**A block of data**
============================================================

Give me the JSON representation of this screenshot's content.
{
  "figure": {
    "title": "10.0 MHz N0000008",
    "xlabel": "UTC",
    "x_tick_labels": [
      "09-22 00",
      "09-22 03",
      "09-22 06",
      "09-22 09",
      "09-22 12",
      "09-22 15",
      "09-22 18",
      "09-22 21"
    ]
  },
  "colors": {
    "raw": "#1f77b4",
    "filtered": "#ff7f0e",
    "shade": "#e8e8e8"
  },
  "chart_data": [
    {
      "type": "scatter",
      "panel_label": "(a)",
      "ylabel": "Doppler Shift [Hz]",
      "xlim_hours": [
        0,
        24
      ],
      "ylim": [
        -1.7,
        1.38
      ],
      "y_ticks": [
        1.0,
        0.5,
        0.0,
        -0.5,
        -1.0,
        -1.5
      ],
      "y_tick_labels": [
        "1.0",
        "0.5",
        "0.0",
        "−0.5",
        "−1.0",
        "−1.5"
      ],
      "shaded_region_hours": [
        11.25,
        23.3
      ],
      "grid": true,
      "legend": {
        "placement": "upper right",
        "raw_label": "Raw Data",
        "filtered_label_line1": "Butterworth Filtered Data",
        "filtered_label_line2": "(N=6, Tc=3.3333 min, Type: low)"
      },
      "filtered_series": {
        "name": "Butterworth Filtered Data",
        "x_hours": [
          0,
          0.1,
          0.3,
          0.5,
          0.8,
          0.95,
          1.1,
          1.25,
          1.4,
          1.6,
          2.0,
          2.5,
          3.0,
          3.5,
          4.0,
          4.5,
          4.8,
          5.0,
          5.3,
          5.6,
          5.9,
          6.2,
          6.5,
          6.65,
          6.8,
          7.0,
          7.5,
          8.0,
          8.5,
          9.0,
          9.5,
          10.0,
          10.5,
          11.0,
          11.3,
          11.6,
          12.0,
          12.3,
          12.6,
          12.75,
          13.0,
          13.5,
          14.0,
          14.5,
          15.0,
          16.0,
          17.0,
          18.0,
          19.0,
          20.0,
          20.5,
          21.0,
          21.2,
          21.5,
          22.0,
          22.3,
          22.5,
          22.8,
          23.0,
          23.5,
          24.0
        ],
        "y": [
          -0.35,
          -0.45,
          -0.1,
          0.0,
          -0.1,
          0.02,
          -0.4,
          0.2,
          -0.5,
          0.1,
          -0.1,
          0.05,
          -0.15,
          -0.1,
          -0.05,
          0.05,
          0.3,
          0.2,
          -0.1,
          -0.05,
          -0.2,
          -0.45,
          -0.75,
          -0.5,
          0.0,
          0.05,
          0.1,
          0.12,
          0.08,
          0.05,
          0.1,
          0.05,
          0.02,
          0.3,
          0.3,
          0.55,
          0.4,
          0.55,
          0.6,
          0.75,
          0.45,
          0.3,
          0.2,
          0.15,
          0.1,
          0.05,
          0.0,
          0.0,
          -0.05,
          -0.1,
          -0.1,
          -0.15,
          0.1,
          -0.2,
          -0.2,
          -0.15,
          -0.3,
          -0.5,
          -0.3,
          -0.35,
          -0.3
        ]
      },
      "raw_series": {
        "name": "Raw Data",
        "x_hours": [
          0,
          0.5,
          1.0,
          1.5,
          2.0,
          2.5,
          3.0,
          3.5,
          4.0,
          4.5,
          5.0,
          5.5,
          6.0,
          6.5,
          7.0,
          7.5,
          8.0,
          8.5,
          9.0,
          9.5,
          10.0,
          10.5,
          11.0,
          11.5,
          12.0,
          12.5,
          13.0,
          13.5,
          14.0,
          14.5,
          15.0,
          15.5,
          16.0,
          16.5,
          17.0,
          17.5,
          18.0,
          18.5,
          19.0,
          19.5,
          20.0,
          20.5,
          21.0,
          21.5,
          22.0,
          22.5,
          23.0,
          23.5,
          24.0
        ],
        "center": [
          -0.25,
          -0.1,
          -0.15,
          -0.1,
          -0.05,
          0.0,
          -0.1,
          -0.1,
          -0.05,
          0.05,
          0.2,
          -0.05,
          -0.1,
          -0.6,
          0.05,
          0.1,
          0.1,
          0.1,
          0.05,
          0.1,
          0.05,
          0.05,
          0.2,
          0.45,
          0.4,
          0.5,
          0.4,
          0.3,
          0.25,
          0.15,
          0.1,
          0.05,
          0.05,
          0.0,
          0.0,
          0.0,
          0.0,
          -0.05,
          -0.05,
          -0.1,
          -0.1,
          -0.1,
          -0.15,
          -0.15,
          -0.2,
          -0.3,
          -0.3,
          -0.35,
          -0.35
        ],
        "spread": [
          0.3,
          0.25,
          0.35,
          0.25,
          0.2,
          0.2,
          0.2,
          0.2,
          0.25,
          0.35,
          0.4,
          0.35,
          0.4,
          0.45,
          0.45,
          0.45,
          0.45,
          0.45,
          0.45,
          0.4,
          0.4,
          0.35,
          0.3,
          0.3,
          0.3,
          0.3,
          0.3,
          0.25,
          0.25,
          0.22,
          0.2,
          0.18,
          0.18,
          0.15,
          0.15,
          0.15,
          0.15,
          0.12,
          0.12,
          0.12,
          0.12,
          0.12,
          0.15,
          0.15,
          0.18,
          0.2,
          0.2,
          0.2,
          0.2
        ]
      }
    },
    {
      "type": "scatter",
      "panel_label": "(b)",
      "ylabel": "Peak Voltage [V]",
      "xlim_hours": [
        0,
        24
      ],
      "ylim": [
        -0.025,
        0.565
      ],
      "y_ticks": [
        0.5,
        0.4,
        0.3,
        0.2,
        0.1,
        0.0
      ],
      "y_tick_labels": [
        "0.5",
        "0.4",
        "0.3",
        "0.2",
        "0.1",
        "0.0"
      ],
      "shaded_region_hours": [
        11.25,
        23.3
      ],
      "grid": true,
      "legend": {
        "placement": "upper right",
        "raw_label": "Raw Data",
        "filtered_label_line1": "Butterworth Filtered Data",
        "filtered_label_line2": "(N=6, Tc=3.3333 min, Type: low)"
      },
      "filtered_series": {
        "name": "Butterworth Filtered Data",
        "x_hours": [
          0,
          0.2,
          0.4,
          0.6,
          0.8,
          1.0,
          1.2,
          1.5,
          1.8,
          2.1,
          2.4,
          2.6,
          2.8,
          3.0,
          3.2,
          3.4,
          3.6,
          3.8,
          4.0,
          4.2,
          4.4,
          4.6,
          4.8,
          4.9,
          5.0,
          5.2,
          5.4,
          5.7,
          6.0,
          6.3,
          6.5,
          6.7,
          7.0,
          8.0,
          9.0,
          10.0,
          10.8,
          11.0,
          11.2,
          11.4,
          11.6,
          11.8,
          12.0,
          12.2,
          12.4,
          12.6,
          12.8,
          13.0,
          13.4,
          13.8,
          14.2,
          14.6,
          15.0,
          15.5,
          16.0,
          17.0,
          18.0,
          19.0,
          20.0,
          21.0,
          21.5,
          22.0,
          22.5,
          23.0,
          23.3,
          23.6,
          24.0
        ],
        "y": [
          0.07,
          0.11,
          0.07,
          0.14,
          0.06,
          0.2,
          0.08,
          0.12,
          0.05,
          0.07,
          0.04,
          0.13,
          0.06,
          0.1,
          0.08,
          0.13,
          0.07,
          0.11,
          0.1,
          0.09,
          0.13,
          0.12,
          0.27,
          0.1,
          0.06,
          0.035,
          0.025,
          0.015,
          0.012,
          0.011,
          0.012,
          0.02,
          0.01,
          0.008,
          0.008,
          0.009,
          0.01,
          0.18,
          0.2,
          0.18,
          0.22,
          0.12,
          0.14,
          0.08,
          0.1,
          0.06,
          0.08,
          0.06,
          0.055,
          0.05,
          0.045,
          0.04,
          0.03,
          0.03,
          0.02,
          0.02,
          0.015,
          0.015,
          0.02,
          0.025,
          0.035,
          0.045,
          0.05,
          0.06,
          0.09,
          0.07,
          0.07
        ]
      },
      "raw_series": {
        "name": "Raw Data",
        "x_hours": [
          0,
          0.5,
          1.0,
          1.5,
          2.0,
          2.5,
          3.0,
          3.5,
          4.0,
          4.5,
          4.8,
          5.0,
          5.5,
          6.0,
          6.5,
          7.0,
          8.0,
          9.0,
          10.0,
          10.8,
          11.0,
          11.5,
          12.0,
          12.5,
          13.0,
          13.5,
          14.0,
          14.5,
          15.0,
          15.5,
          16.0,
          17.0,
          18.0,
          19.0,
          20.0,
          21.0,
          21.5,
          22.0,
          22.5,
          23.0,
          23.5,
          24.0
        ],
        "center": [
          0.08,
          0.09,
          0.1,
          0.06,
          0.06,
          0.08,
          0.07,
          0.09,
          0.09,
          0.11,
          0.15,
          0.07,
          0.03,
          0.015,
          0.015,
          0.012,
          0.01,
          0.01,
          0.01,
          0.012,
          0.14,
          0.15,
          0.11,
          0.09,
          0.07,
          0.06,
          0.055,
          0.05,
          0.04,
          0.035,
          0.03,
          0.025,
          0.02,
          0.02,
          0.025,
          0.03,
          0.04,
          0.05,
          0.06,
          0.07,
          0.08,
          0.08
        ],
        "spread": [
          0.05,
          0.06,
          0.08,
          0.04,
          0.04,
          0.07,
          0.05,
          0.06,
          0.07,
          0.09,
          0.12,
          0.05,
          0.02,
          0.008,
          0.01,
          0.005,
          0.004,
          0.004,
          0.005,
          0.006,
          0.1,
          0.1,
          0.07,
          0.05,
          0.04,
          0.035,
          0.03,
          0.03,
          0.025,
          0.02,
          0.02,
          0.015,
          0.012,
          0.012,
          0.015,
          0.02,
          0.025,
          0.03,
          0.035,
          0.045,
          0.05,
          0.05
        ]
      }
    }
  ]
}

============================================================

Go through the preceding material and copy each line that has the word "ylabel".

**Answer to the problem**
      "ylabel": "Doppler Shift [Hz]",
      "ylabel": "Peak Voltage [V]",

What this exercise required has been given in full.